___ PROVIDED RECORDS ___
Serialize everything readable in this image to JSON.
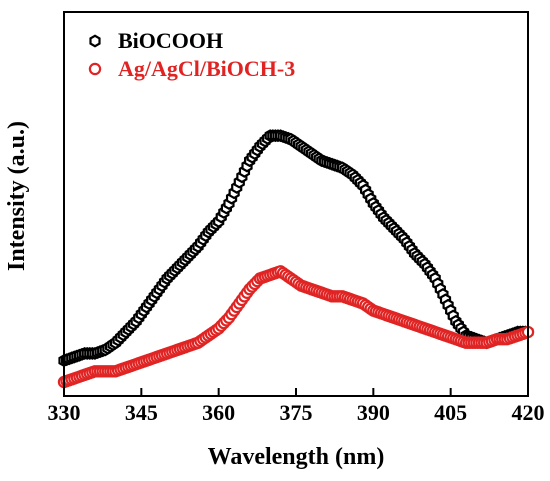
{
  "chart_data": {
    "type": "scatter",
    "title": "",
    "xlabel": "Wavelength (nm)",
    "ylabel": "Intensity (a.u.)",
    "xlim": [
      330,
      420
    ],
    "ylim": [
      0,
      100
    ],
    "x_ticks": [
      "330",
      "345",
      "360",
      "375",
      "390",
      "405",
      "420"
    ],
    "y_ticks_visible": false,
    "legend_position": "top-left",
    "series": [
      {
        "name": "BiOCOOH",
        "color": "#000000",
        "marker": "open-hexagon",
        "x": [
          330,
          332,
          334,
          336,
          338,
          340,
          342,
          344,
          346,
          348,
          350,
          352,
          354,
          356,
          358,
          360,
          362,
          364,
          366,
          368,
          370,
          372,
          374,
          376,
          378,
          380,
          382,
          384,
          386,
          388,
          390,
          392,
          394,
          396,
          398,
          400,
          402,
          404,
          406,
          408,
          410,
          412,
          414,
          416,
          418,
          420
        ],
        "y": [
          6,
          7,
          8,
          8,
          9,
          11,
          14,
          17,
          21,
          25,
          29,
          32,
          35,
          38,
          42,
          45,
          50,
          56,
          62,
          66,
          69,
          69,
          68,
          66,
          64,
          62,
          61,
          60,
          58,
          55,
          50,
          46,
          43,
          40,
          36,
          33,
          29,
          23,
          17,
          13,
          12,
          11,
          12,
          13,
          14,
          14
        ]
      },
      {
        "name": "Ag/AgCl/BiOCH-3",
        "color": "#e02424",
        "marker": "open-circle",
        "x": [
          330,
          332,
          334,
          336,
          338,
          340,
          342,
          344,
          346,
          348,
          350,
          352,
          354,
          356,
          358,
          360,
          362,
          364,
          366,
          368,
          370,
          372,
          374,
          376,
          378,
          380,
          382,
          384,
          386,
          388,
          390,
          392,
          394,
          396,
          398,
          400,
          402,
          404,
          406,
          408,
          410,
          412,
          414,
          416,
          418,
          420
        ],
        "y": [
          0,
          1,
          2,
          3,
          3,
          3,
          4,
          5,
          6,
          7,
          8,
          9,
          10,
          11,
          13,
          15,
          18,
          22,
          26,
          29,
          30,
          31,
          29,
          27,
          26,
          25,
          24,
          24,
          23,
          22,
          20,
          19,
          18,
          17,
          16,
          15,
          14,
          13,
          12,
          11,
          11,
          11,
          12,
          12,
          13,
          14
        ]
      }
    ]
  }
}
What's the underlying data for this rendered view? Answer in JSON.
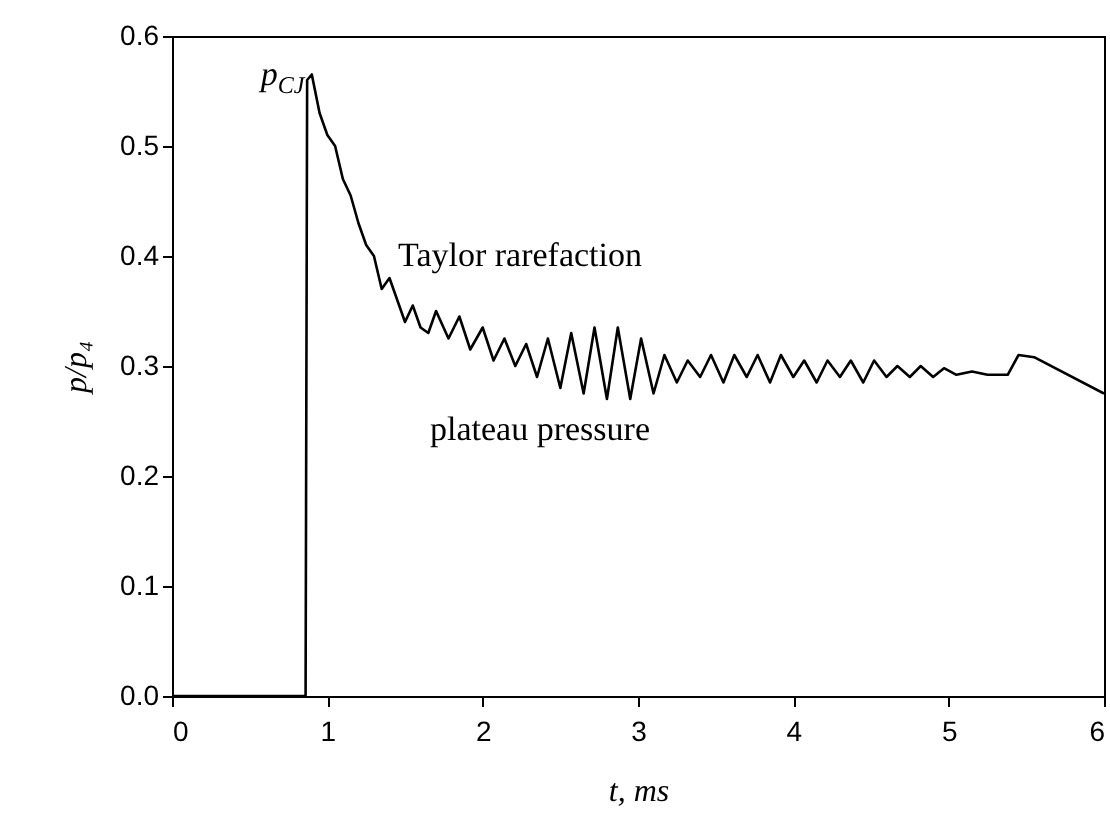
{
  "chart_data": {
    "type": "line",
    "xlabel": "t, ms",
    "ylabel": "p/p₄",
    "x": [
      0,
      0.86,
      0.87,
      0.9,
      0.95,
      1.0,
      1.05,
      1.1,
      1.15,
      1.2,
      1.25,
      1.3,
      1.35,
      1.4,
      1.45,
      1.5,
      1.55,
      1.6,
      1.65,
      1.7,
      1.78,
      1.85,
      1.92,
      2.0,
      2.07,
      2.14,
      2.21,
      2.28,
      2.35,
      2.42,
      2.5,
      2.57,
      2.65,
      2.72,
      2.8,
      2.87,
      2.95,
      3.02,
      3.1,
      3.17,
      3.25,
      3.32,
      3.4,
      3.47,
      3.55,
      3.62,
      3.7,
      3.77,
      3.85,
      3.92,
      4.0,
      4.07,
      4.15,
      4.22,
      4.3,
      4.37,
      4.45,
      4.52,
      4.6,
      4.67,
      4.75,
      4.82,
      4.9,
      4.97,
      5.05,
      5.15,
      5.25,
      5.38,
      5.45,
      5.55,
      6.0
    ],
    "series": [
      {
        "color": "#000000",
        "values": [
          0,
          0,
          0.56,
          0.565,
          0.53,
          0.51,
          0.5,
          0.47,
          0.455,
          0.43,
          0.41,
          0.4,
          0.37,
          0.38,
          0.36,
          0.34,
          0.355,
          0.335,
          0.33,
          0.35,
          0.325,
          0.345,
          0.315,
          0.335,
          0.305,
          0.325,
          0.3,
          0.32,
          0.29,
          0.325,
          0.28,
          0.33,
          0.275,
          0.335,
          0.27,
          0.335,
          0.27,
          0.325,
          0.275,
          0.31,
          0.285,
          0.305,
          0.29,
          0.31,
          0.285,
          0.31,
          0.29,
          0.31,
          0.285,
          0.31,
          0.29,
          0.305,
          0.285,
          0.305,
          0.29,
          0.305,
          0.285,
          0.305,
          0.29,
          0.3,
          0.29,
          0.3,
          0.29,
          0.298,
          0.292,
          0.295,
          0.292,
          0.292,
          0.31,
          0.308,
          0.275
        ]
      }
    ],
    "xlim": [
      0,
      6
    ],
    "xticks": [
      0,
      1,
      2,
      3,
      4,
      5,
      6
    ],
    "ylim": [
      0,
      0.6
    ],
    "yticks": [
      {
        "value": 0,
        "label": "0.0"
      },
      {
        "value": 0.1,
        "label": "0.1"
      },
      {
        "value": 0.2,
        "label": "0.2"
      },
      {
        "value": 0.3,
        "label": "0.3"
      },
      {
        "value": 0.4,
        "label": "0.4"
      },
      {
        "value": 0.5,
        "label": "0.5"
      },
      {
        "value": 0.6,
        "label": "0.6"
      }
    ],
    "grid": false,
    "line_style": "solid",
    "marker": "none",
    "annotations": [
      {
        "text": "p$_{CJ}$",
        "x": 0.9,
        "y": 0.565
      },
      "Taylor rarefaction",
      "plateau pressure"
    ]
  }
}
___
▸ CHALLENGE
Lines that include the word "JSON" are to be extracted from the data above.

▸ FINAL ANSWER
Serialize everything readable in this image to JSON.
What's the underlying data for this rendered view? Answer in JSON.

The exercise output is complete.